> TASK PROMPT:
Copy the listing below line for line, with every character kept as it is.

** Start of INFORMATION SUPPLIED **

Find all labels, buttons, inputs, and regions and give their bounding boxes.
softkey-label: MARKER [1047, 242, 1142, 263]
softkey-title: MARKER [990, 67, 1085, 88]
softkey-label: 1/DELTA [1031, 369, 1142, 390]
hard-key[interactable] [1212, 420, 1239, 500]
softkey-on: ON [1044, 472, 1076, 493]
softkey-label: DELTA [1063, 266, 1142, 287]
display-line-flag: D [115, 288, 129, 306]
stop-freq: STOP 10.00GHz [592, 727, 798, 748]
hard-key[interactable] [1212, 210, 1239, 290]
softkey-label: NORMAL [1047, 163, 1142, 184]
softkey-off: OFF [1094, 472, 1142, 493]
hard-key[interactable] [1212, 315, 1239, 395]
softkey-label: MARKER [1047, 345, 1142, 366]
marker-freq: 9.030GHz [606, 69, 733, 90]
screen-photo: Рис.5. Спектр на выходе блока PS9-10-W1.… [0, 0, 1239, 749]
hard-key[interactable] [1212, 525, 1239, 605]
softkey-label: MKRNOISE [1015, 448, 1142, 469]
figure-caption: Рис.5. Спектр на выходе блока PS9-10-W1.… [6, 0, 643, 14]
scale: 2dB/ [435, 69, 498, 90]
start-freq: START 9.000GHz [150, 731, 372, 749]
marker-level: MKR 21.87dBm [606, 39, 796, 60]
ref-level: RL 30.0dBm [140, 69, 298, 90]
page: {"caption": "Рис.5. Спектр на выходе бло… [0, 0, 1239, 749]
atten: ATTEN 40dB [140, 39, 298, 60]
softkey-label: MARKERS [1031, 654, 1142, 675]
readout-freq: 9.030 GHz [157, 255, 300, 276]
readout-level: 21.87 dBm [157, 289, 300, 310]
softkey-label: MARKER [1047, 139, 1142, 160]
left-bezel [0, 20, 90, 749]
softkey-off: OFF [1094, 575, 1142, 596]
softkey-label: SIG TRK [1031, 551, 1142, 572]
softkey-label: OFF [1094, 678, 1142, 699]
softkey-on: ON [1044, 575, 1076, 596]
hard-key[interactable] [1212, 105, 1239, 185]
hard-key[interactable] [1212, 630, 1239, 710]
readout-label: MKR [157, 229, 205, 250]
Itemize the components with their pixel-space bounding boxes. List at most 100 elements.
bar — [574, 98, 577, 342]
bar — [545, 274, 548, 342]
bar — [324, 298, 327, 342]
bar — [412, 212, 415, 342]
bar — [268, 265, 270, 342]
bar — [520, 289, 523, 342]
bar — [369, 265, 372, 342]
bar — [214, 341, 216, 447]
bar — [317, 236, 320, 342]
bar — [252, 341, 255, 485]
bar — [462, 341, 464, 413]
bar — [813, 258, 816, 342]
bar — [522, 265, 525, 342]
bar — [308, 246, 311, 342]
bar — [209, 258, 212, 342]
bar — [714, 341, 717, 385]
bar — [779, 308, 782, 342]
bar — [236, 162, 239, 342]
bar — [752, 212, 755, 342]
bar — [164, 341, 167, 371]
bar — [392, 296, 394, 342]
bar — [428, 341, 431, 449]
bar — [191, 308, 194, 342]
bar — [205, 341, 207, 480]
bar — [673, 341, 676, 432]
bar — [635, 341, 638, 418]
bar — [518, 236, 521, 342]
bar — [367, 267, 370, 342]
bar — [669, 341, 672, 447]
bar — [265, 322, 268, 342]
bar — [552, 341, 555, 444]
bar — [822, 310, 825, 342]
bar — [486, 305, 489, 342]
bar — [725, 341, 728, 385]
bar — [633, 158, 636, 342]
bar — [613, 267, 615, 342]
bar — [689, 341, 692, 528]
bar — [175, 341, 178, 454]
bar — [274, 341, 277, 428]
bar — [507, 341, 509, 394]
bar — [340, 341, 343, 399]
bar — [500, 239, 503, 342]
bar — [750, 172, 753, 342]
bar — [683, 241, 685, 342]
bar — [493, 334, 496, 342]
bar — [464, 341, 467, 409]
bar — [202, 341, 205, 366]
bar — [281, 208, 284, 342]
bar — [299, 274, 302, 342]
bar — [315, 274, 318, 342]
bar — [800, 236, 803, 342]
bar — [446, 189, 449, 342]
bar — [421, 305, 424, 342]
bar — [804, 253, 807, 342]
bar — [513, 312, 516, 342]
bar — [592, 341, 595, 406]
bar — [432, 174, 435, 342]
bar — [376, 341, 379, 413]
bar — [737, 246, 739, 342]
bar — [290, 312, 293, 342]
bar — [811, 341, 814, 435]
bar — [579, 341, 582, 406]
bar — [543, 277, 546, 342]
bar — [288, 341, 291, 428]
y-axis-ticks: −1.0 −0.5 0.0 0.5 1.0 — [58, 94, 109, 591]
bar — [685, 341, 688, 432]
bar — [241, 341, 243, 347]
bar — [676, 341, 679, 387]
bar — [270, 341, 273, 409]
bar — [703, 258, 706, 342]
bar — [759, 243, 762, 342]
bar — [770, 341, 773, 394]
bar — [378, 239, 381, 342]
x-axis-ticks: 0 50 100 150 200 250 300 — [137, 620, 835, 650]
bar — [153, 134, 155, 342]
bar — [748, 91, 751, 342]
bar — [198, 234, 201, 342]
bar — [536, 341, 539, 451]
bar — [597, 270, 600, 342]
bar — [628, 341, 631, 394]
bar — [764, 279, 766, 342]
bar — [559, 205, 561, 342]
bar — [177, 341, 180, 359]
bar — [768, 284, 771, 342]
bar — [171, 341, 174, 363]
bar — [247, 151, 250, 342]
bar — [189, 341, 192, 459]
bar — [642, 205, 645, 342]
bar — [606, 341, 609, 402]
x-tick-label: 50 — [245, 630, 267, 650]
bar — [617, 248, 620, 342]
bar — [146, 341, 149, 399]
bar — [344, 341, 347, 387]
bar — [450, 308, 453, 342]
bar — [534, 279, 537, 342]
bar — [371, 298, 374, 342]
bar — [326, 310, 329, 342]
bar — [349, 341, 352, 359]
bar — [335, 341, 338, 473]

** End of INFORMATION SUPPLIED **

> RESULT:
Find all labels, buttons, inputs, and regions and give their bounding boxes.
softkey-label: MARKER [1047, 242, 1142, 263]
softkey-title: MARKER [990, 67, 1085, 88]
softkey-label: 1/DELTA [1031, 369, 1142, 390]
hard-key[interactable] [1212, 420, 1239, 500]
softkey-on: ON [1044, 472, 1076, 493]
softkey-label: DELTA [1063, 266, 1142, 287]
display-line-flag: D [115, 288, 129, 306]
stop-freq: STOP 10.00GHz [592, 727, 798, 748]
hard-key[interactable] [1212, 210, 1239, 290]
softkey-label: NORMAL [1047, 163, 1142, 184]
softkey-off: OFF [1094, 472, 1142, 493]
hard-key[interactable] [1212, 315, 1239, 395]
softkey-label: MARKER [1047, 345, 1142, 366]
marker-freq: 9.030GHz [606, 69, 733, 90]
screen-photo: Рис.5. Спектр на выходе блока PS9-10-W1.… [0, 0, 1239, 749]
hard-key[interactable] [1212, 525, 1239, 605]
softkey-label: MKRNOISE [1015, 448, 1142, 469]
figure-caption: Рис.5. Спектр на выходе блока PS9-10-W1.… [6, 0, 643, 14]
scale: 2dB/ [435, 69, 498, 90]
start-freq: START 9.000GHz [150, 731, 372, 749]
marker-level: MKR 21.87dBm [606, 39, 796, 60]
ref-level: RL 30.0dBm [140, 69, 298, 90]
page: {"caption": "Рис.5. Спектр на выходе бло… [0, 0, 1239, 749]
atten: ATTEN 40dB [140, 39, 298, 60]
softkey-label: MARKERS [1031, 654, 1142, 675]
readout-freq: 9.030 GHz [157, 255, 300, 276]
readout-level: 21.87 dBm [157, 289, 300, 310]
softkey-label: MARKER [1047, 139, 1142, 160]
left-bezel [0, 20, 90, 749]
softkey-off: OFF [1094, 575, 1142, 596]
softkey-label: SIG TRK [1031, 551, 1142, 572]
softkey-label: OFF [1094, 678, 1142, 699]
softkey-on: ON [1044, 575, 1076, 596]
hard-key[interactable] [1212, 105, 1239, 185]
hard-key[interactable] [1212, 630, 1239, 710]
readout-label: MKR [157, 229, 205, 250]
Itemize the components with their pixel-space bounding boxes. List at most 100 elements.
bar — [574, 98, 577, 342]
bar — [545, 274, 548, 342]
bar — [324, 298, 327, 342]
bar — [412, 212, 415, 342]
bar — [268, 265, 270, 342]
bar — [520, 289, 523, 342]
bar — [369, 265, 372, 342]
bar — [214, 341, 216, 447]
bar — [317, 236, 320, 342]
bar — [252, 341, 255, 485]
bar — [462, 341, 464, 413]
bar — [813, 258, 816, 342]
bar — [522, 265, 525, 342]
bar — [308, 246, 311, 342]
bar — [209, 258, 212, 342]
bar — [714, 341, 717, 385]
bar — [779, 308, 782, 342]
bar — [236, 162, 239, 342]
bar — [752, 212, 755, 342]
bar — [164, 341, 167, 371]
bar — [392, 296, 394, 342]
bar — [428, 341, 431, 449]
bar — [191, 308, 194, 342]
bar — [205, 341, 207, 480]
bar — [673, 341, 676, 432]
bar — [635, 341, 638, 418]
bar — [518, 236, 521, 342]
bar — [367, 267, 370, 342]
bar — [669, 341, 672, 447]
bar — [265, 322, 268, 342]
bar — [552, 341, 555, 444]
bar — [822, 310, 825, 342]
bar — [486, 305, 489, 342]
bar — [725, 341, 728, 385]
bar — [633, 158, 636, 342]
bar — [613, 267, 615, 342]
bar — [689, 341, 692, 528]
bar — [175, 341, 178, 454]
bar — [274, 341, 277, 428]
bar — [507, 341, 509, 394]
bar — [340, 341, 343, 399]
bar — [500, 239, 503, 342]
bar — [750, 172, 753, 342]
bar — [683, 241, 685, 342]
bar — [493, 334, 496, 342]
bar — [464, 341, 467, 409]
bar — [202, 341, 205, 366]
bar — [281, 208, 284, 342]
bar — [299, 274, 302, 342]
bar — [315, 274, 318, 342]
bar — [800, 236, 803, 342]
bar — [446, 189, 449, 342]
bar — [421, 305, 424, 342]
bar — [804, 253, 807, 342]
bar — [513, 312, 516, 342]
bar — [592, 341, 595, 406]
bar — [432, 174, 435, 342]
bar — [376, 341, 379, 413]
bar — [737, 246, 739, 342]
bar — [290, 312, 293, 342]
bar — [811, 341, 814, 435]
bar — [579, 341, 582, 406]
bar — [543, 277, 546, 342]
bar — [288, 341, 291, 428]
y-axis-ticks: −1.0 −0.5 0.0 0.5 1.0 — [58, 94, 109, 591]
bar — [685, 341, 688, 432]
bar — [241, 341, 243, 347]
bar — [676, 341, 679, 387]
bar — [270, 341, 273, 409]
bar — [703, 258, 706, 342]
bar — [759, 243, 762, 342]
bar — [770, 341, 773, 394]
bar — [378, 239, 381, 342]
x-axis-ticks: 0 50 100 150 200 250 300 — [137, 620, 835, 650]
bar — [153, 134, 155, 342]
bar — [748, 91, 751, 342]
bar — [198, 234, 201, 342]
bar — [536, 341, 539, 451]
bar — [597, 270, 600, 342]
bar — [628, 341, 631, 394]
bar — [764, 279, 766, 342]
bar — [559, 205, 561, 342]
bar — [177, 341, 180, 359]
bar — [768, 284, 771, 342]
bar — [171, 341, 174, 363]
bar — [247, 151, 250, 342]
bar — [189, 341, 192, 459]
bar — [642, 205, 645, 342]
bar — [606, 341, 609, 402]
x-tick-label: 50 — [245, 630, 267, 650]
bar — [617, 248, 620, 342]
bar — [146, 341, 149, 399]
bar — [344, 341, 347, 387]
bar — [450, 308, 453, 342]
bar — [534, 279, 537, 342]
bar — [371, 298, 374, 342]
bar — [326, 310, 329, 342]
bar — [349, 341, 352, 359]
bar — [335, 341, 338, 473]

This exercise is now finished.